▶ [WHAT YOU NEED TO DO]:
A. Summarize the forum thread about the tournament protest in three sentences.
B. In the forum thread about the tournament protest, what does lakeslouie say he was the first to do after John's bad bass win last fall?

▶ [TEXT EXTRACT]:
________
You better re-read your previous posts.
Your more worried about the guy who filed the protest than the actual issue at hand.

Wait...could it be?...Yes! Kudos Mikey, you did finally address the issue in a subjective manner in post #18!


----------



## mikeshookset (Feb 28, 2005)

Triton20X said:


> LOL!
> You better re-read your previous posts.
> Your more worried about the guy who filed the protest than the actual issue at hand.
> 
> Wait...could it be?...Yes! Kudos Mikey, you did finally address the issue in a subjective manner in post #18!


there you go once again twistting things lol my main worry was with the tournamnet directer being put in the situation he was put in. then i adressed why the protest would be hard to deal with. then after that is when i said what i said about the guy that filed the protest for his actions . the proublem your buddy now has is when he gets protested for the same thing the protester can site the rulling that was made when your buddy filed that protest and won the protest.


----------



## Triton20X (Apr 11, 2008)

mikeshookset said:


> the proublem your buddy now has is when he gets protested for the same thing the protester can site the rulling that was made when your buddy filed that protest and won.


For the record it should be noted that my "buddy", the guy who filed the protest last Sunday *DID NOT* end up winning the tourney, as a matter of fact I don't believe he even made the money.

I agree If my "buddy" is protested for the same violation and there is evidence to support it then I hope he gets DQ'ed.

Anything else?


----------



## lakeslouie (Jan 11, 2006)

Triton20X said:


> Sounds like they ruined it for themselves by going too fast.
> Can't blame a guy for protesting someone when it gets upheld by the tournament director. C'mon Louie, even if it is your friends or they're in your bass club, rules are rules! Didn't you use to be a tournament director?


Ya I was. And no I don't have a personal vendetta against John. I was the first to congratulate him on his bad bass win last fall and the first to defend him when Mike hijacked one of my threads about him. I consider our relationship as friendly. However as you know there are 2 sides to every story.
________
▶ [DATA EXCERPT]:
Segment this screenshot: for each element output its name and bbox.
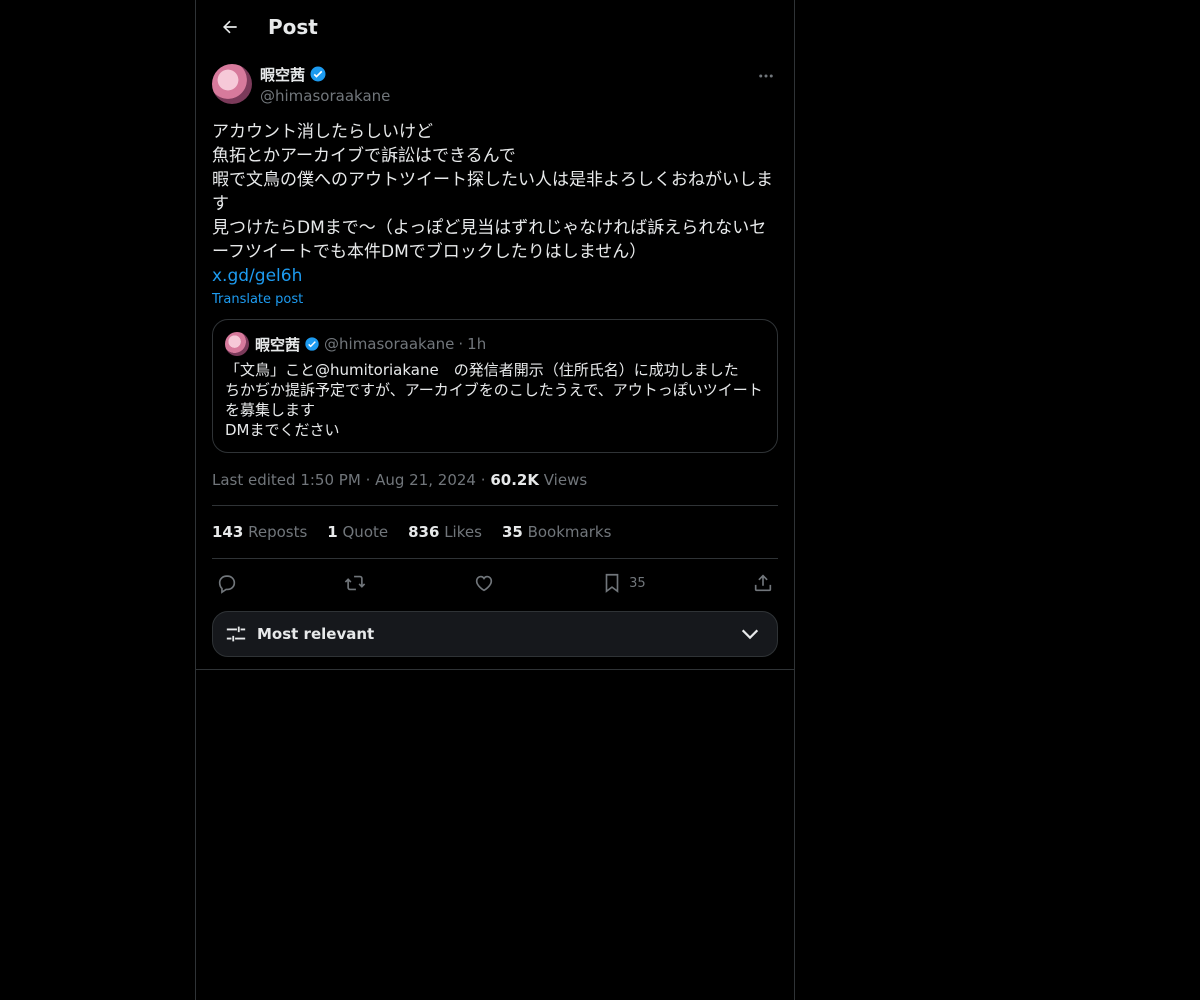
________
▶ [LIST OF SOLUTIONS]:
A. Triton20X tells mikeshookset that he cares more about the man who filed the protest than about the actual issue. mikeshookset answers that his main concern was the position the tournament director was put in, and that the protester could now be protested for the same thing with the earlier ruling cited against him. Triton20X notes that the protester did not win the tournament and says he should be disqualified if protested for the same violation with evidence, while lakeslouie confirms he used to be a tournament director and says he has no personal vendetta against John.

B. He was the first to congratulate John on it.